Given request →
Copy out each line of the data that holds the word "Storage".

Data for this task →
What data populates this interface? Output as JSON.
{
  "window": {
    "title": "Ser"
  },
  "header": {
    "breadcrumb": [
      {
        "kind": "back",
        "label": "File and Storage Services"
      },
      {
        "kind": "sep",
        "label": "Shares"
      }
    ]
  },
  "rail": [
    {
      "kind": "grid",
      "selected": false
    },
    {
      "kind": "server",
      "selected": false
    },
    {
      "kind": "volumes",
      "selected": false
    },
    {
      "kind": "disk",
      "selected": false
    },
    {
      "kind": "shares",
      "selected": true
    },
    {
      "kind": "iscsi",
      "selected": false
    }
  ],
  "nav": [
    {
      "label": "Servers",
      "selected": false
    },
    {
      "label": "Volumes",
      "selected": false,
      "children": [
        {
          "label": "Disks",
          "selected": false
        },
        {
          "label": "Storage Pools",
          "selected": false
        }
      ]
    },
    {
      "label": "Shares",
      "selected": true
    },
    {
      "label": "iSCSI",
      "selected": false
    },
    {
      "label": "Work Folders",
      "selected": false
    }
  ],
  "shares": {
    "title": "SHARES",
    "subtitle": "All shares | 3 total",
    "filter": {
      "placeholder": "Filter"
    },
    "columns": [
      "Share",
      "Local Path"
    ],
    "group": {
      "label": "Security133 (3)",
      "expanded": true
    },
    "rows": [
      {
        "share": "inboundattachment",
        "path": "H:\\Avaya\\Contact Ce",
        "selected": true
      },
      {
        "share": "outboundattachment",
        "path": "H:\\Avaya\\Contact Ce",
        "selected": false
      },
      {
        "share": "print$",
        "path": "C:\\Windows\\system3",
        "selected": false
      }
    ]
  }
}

Result for this task →
        "label": "File and Storage Services"
          "label": "Storage Pools",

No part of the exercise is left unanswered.